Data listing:
>>>>

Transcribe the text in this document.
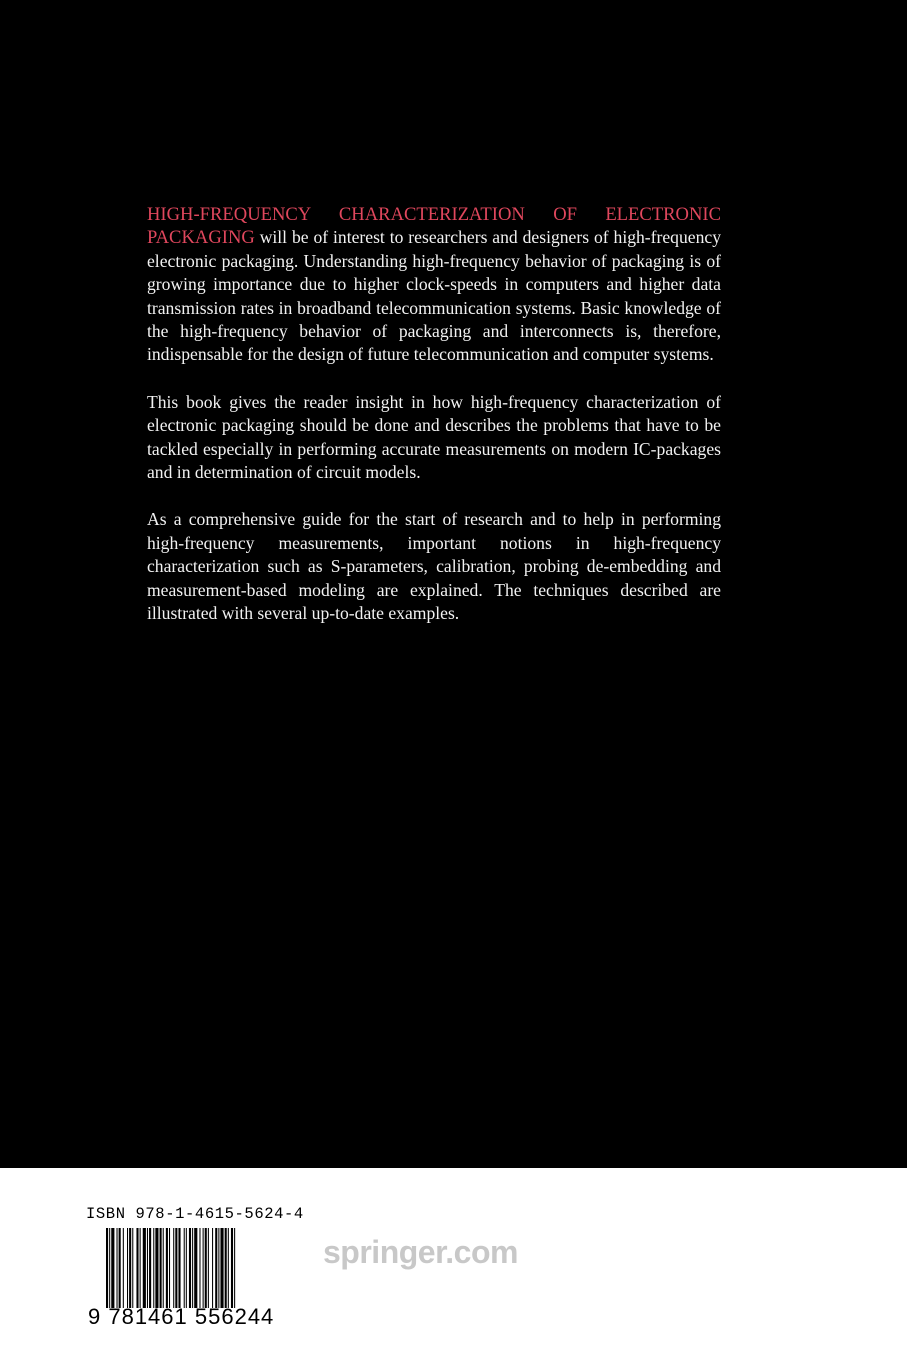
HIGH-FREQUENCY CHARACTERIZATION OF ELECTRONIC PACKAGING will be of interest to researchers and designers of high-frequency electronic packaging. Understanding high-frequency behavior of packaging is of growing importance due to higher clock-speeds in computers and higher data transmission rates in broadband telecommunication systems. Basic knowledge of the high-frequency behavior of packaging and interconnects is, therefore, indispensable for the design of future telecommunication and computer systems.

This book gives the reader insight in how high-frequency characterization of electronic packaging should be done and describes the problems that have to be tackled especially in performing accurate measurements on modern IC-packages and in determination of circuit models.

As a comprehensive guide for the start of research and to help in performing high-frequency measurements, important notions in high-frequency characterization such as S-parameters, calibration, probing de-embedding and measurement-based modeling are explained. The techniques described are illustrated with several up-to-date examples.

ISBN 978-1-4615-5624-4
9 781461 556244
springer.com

<<<<

Quote all the records verbatim, dropping any pictures from your copy.

Task answer:
Transcribe the text in this document.
HIGH-FREQUENCY CHARACTERIZATION OF ELECTRONIC PACKAGING will be of interest to researchers and designers of high-frequency electronic packaging. Understanding high-frequency behavior of packaging is of growing importance due to higher clock-speeds in computers and higher data transmission rates in broadband telecommunication systems. Basic knowledge of the high-frequency behavior of packaging and interconnects is, therefore, indispensable for the design of future telecommunication and computer systems.

This book gives the reader insight in how high-frequency characterization of electronic packaging should be done and describes the problems that have to be tackled especially in performing accurate measurements on modern IC-packages and in determination of circuit models.

As a comprehensive guide for the start of research and to help in performing high-frequency measurements, important notions in high-frequency characterization such as S-parameters, calibration, probing de-embedding and measurement-based modeling are explained. The techniques described are illustrated with several up-to-date examples.

ISBN 978-1-4615-5624-4
9 781461 556244
springer.com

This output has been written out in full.